## [DIRECTIONS FOR THIS TASK]
Leave the pictures out and print every record below exactly as it stands.
# START OF PROVIDED RECORDS
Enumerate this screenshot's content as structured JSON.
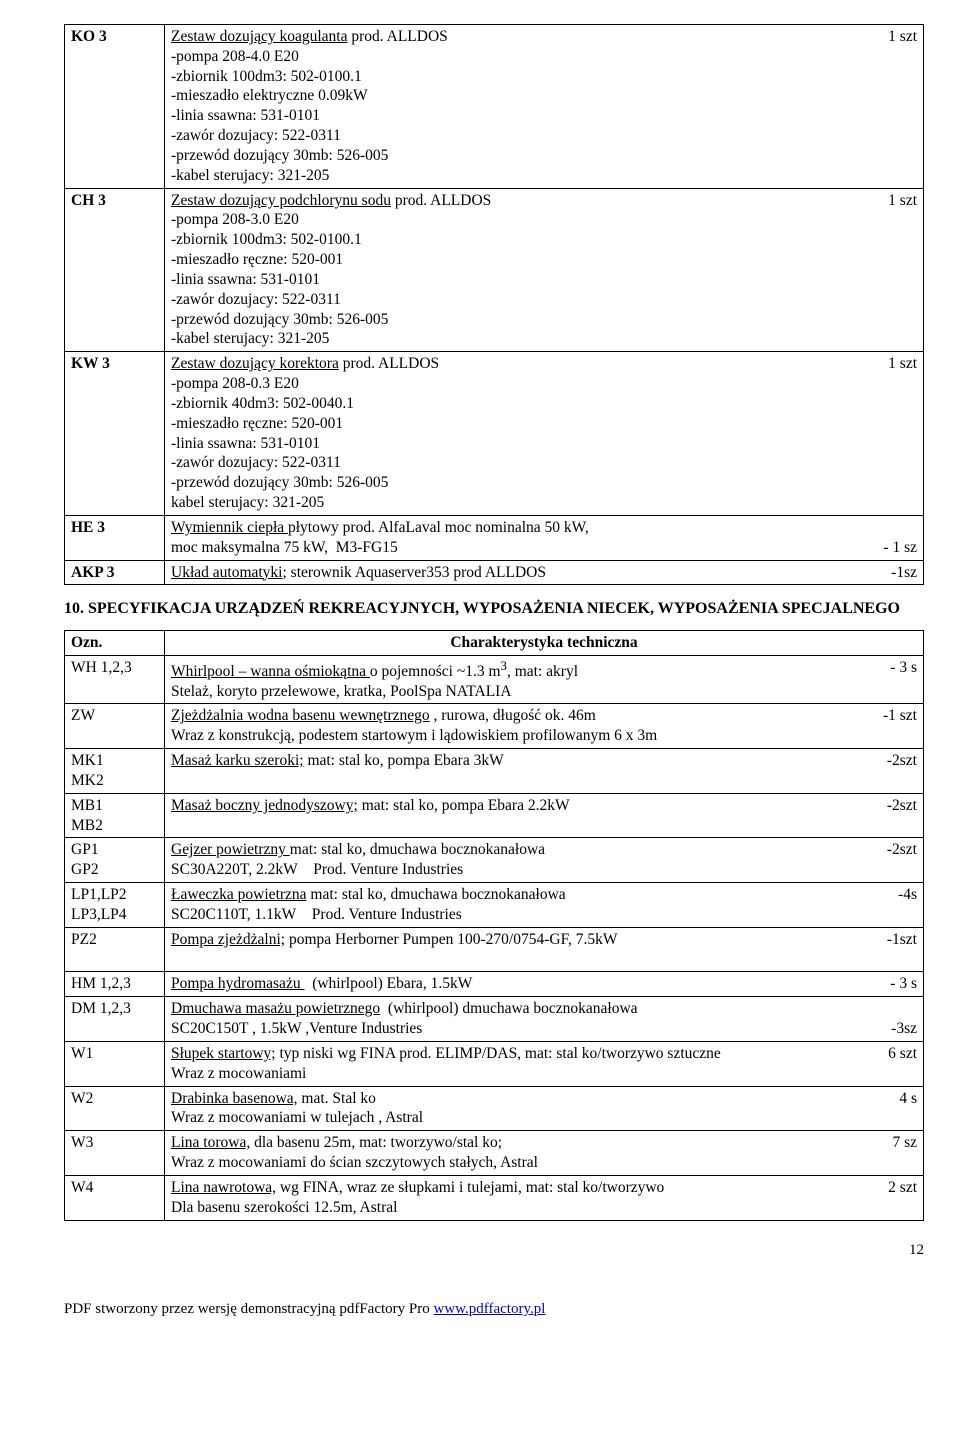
{
  "tbl1": [
    {
      "ozn": "KO 3",
      "html": "<span class='u'>Zestaw dozujący koagulanta</span> prod. ALLDOS <span class='rt'>1 szt</span><br>-pompa 208-4.0 E20<br>-zbiornik 100dm3: 502-0100.1<br>-mieszadło elektryczne 0.09kW<br>-linia ssawna: 531-0101<br>-zawór dozujacy: 522-0311<br>-przewód dozujący 30mb: 526-005<br>-kabel sterujacy: 321-205"
    },
    {
      "ozn": "CH 3",
      "html": "<span class='u'>Zestaw dozujący podchlorynu sodu</span> prod. ALLDOS <span class='rt'>1 szt</span><br>-pompa 208-3.0 E20<br>-zbiornik 100dm3: 502-0100.1<br>-mieszadło ręczne: 520-001<br>-linia ssawna: 531-0101<br>-zawór dozujacy: 522-0311<br>-przewód dozujący 30mb: 526-005<br>-kabel sterujacy: 321-205"
    },
    {
      "ozn": "KW 3",
      "html": "<span class='u'>Zestaw dozujący korektora</span> prod. ALLDOS <span class='rt'>1 szt</span><br>-pompa 208-0.3 E20<br>-zbiornik 40dm3: 502-0040.1<br>-mieszadło ręczne: 520-001<br>-linia ssawna: 531-0101<br>-zawór dozujacy: 522-0311<br>-przewód dozujący 30mb: 526-005<br>kabel sterujacy: 321-205"
    },
    {
      "ozn": "HE 3",
      "html": "<span class='u'>Wymiennik ciepła </span> płytowy prod. AlfaLaval moc nominalna 50 kW,<br>moc maksymalna 75 kW,&nbsp; M3-FG15 <span class='rt'>- 1 sz</span>"
    },
    {
      "ozn": "AKP 3",
      "html": "<span class='u'>Układ automatyki;</span> sterownik Aquaserver353 prod ALLDOS <span class='rt'>-1sz</span>"
    }
  ],
  "section_title": "10. SPECYFIKACJA URZĄDZEŃ REKREACYJNYCH, WYPOSAŻENIA NIECEK, WYPOSAŻENIA SPECJALNEGO",
  "tbl2_header": {
    "ozn": "Ozn.",
    "desc": "Charakterystyka techniczna"
  },
  "tbl2": [
    {
      "ozn": "WH 1,2,3",
      "html": "<span class='u'>Whirlpool – wanna ośmiokątna </span>o pojemności ~1.3 m<sup>3</sup>, mat: akryl <span class='rt'>- 3 s</span><br>Stelaż, koryto przelewowe, kratka, PoolSpa NATALIA"
    },
    {
      "ozn": "ZW",
      "html": "<span class='u'>Zjeżdżalnia wodna basenu wewnętrznego</span> , rurowa, długość ok. 46m <span class='rt'>-1 szt</span><br>Wraz z konstrukcją, podestem startowym i lądowiskiem profilowanym 6 x 3m"
    },
    {
      "ozn": "MK1<br>MK2",
      "html": "<span class='u'>Masaż  karku szeroki;</span> mat: stal ko, pompa Ebara  3kW <span class='rt'>-2szt</span>"
    },
    {
      "ozn": "MB1<br>MB2",
      "html": "<span class='u'>Masaż boczny jednodyszowy;</span> mat: stal ko, pompa Ebara 2.2kW <span class='rt'>-2szt</span>"
    },
    {
      "ozn": "GP1<br>GP2",
      "html": "<span class='u'>Gejzer powietrzny </span> mat: stal ko, dmuchawa bocznokanałowa <span class='rt'>-2szt</span><br>SC30A220T, 2.2kW&nbsp;&nbsp;&nbsp; Prod. Venture Industries"
    },
    {
      "ozn": "LP1,LP2<br>LP3,LP4",
      "html": "<span class='u'>Ławeczka powietrzna</span> mat: stal ko, dmuchawa bocznokanałowa <span class='rt'>-4s</span><br>SC20C110T, 1.1kW&nbsp;&nbsp;&nbsp; Prod. Venture Industries"
    },
    {
      "ozn": "PZ2",
      "html": "<span class='u'>Pompa zjeżdżalni;</span> pompa Herborner Pumpen 100-270/0754-GF, 7.5kW <span class='rt'>-1szt</span><br>&nbsp;"
    },
    {
      "ozn": "HM 1,2,3",
      "html": "<span class='u'>Pompa hydromasażu </span>&nbsp; (whirlpool) Ebara, 1.5kW <span class='rt'>- 3 s</span>"
    },
    {
      "ozn": "DM 1,2,3",
      "html": "<span class='u'>Dmuchawa masażu powietrznego</span>&nbsp; (whirlpool) dmuchawa bocznokanałowa<br>SC20C150T , 1.5kW ,Venture Industries <span class='rt'>-3sz</span>"
    },
    {
      "ozn": "W1",
      "html": "<span class='u'>Słupek startowy;</span> typ niski wg FINA prod. ELIMP/DAS, mat: stal ko/tworzywo sztuczne <span class='rt'>6 szt</span><br>Wraz z mocowaniami"
    },
    {
      "ozn": "W2",
      "html": "<span class='u'>Drabinka basenowa,</span> mat. Stal ko <span class='rt'>4 s</span><br>Wraz z mocowaniami w tulejach , Astral"
    },
    {
      "ozn": "W3",
      "html": "<span class='u'>Lina torowa,</span> dla basenu 25m, mat: tworzywo/stal ko; <span class='rt'>7 sz</span><br>Wraz z mocowaniami do ścian szczytowych stałych, Astral"
    },
    {
      "ozn": "W4",
      "html": "<span class='u'>Lina nawrotowa,</span> wg FINA, wraz ze słupkami i tulejami, mat: stal ko/tworzywo <span class='rt'>2 szt</span><br>Dla basenu szerokości 12.5m, Astral"
    }
  ],
  "page_num": "12",
  "footer_text": "PDF stworzony przez wersję demonstracyjną pdfFactory Pro ",
  "footer_link": "www.pdffactory.pl"
}
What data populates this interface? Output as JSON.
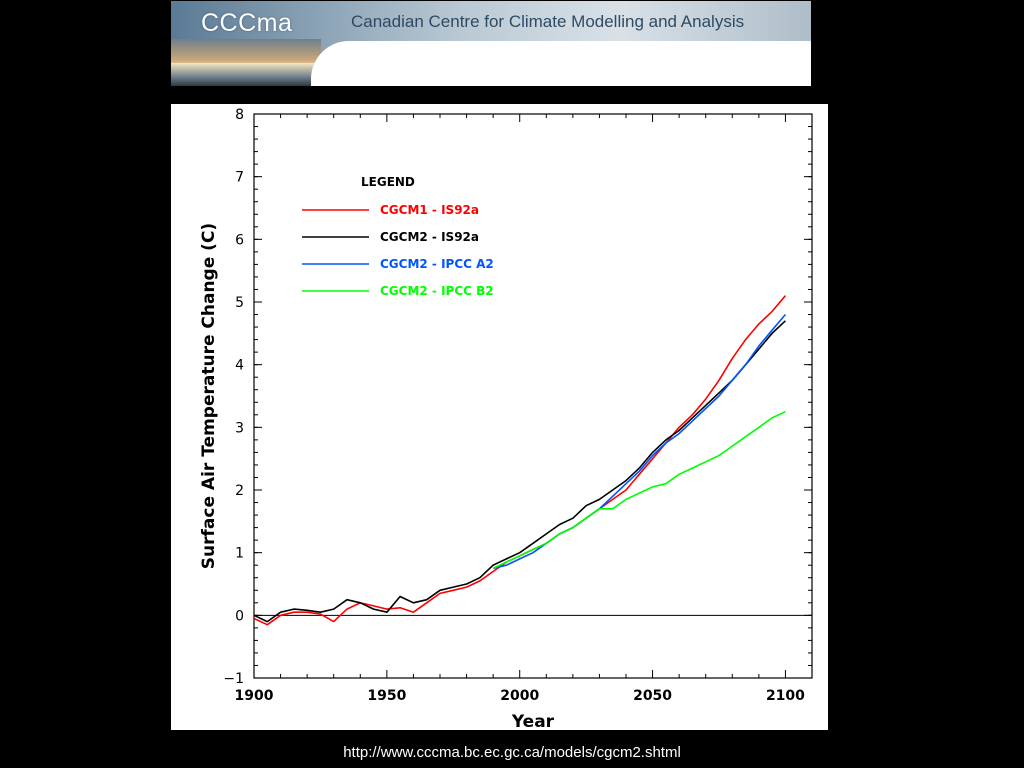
# END OF PROVIDED RECORDS
## [SOLUTION TO THE EXERCISE]
Enumerate this screenshot's content as structured JSON.
{
  "tbl1": [
    {
      "ozn": "KO 3",
      "html": "<span class='u'>Zestaw dozujący koagulanta</span> prod. ALLDOS <span class='rt'>1 szt</span><br>-pompa 208-4.0 E20<br>-zbiornik 100dm3: 502-0100.1<br>-mieszadło elektryczne 0.09kW<br>-linia ssawna: 531-0101<br>-zawór dozujacy: 522-0311<br>-przewód dozujący 30mb: 526-005<br>-kabel sterujacy: 321-205"
    },
    {
      "ozn": "CH 3",
      "html": "<span class='u'>Zestaw dozujący podchlorynu sodu</span> prod. ALLDOS <span class='rt'>1 szt</span><br>-pompa 208-3.0 E20<br>-zbiornik 100dm3: 502-0100.1<br>-mieszadło ręczne: 520-001<br>-linia ssawna: 531-0101<br>-zawór dozujacy: 522-0311<br>-przewód dozujący 30mb: 526-005<br>-kabel sterujacy: 321-205"
    },
    {
      "ozn": "KW 3",
      "html": "<span class='u'>Zestaw dozujący korektora</span> prod. ALLDOS <span class='rt'>1 szt</span><br>-pompa 208-0.3 E20<br>-zbiornik 40dm3: 502-0040.1<br>-mieszadło ręczne: 520-001<br>-linia ssawna: 531-0101<br>-zawór dozujacy: 522-0311<br>-przewód dozujący 30mb: 526-005<br>kabel sterujacy: 321-205"
    },
    {
      "ozn": "HE 3",
      "html": "<span class='u'>Wymiennik ciepła </span> płytowy prod. AlfaLaval moc nominalna 50 kW,<br>moc maksymalna 75 kW,&nbsp; M3-FG15 <span class='rt'>- 1 sz</span>"
    },
    {
      "ozn": "AKP 3",
      "html": "<span class='u'>Układ automatyki;</span> sterownik Aquaserver353 prod ALLDOS <span class='rt'>-1sz</span>"
    }
  ],
  "section_title": "10. SPECYFIKACJA URZĄDZEŃ REKREACYJNYCH, WYPOSAŻENIA NIECEK, WYPOSAŻENIA SPECJALNEGO",
  "tbl2_header": {
    "ozn": "Ozn.",
    "desc": "Charakterystyka techniczna"
  },
  "tbl2": [
    {
      "ozn": "WH 1,2,3",
      "html": "<span class='u'>Whirlpool – wanna ośmiokątna </span>o pojemności ~1.3 m<sup>3</sup>, mat: akryl <span class='rt'>- 3 s</span><br>Stelaż, koryto przelewowe, kratka, PoolSpa NATALIA"
    },
    {
      "ozn": "ZW",
      "html": "<span class='u'>Zjeżdżalnia wodna basenu wewnętrznego</span> , rurowa, długość ok. 46m <span class='rt'>-1 szt</span><br>Wraz z konstrukcją, podestem startowym i lądowiskiem profilowanym 6 x 3m"
    },
    {
      "ozn": "MK1<br>MK2",
      "html": "<span class='u'>Masaż  karku szeroki;</span> mat: stal ko, pompa Ebara  3kW <span class='rt'>-2szt</span>"
    },
    {
      "ozn": "MB1<br>MB2",
      "html": "<span class='u'>Masaż boczny jednodyszowy;</span> mat: stal ko, pompa Ebara 2.2kW <span class='rt'>-2szt</span>"
    },
    {
      "ozn": "GP1<br>GP2",
      "html": "<span class='u'>Gejzer powietrzny </span> mat: stal ko, dmuchawa bocznokanałowa <span class='rt'>-2szt</span><br>SC30A220T, 2.2kW&nbsp;&nbsp;&nbsp; Prod. Venture Industries"
    },
    {
      "ozn": "LP1,LP2<br>LP3,LP4",
      "html": "<span class='u'>Ławeczka powietrzna</span> mat: stal ko, dmuchawa bocznokanałowa <span class='rt'>-4s</span><br>SC20C110T, 1.1kW&nbsp;&nbsp;&nbsp; Prod. Venture Industries"
    },
    {
      "ozn": "PZ2",
      "html": "<span class='u'>Pompa zjeżdżalni;</span> pompa Herborner Pumpen 100-270/0754-GF, 7.5kW <span class='rt'>-1szt</span><br>&nbsp;"
    },
    {
      "ozn": "HM 1,2,3",
      "html": "<span class='u'>Pompa hydromasażu </span>&nbsp; (whirlpool) Ebara, 1.5kW <span class='rt'>- 3 s</span>"
    },
    {
      "ozn": "DM 1,2,3",
      "html": "<span class='u'>Dmuchawa masażu powietrznego</span>&nbsp; (whirlpool) dmuchawa bocznokanałowa<br>SC20C150T , 1.5kW ,Venture Industries <span class='rt'>-3sz</span>"
    },
    {
      "ozn": "W1",
      "html": "<span class='u'>Słupek startowy;</span> typ niski wg FINA prod. ELIMP/DAS, mat: stal ko/tworzywo sztuczne <span class='rt'>6 szt</span><br>Wraz z mocowaniami"
    },
    {
      "ozn": "W2",
      "html": "<span class='u'>Drabinka basenowa,</span> mat. Stal ko <span class='rt'>4 s</span><br>Wraz z mocowaniami w tulejach , Astral"
    },
    {
      "ozn": "W3",
      "html": "<span class='u'>Lina torowa,</span> dla basenu 25m, mat: tworzywo/stal ko; <span class='rt'>7 sz</span><br>Wraz z mocowaniami do ścian szczytowych stałych, Astral"
    },
    {
      "ozn": "W4",
      "html": "<span class='u'>Lina nawrotowa,</span> wg FINA, wraz ze słupkami i tulejami, mat: stal ko/tworzywo <span class='rt'>2 szt</span><br>Dla basenu szerokości 12.5m, Astral"
    }
  ],
  "page_num": "12",
  "footer_text": "PDF stworzony przez wersję demonstracyjną pdfFactory Pro ",
  "footer_link": "www.pdffactory.pl"
}
What data populates this interface? Output as JSON.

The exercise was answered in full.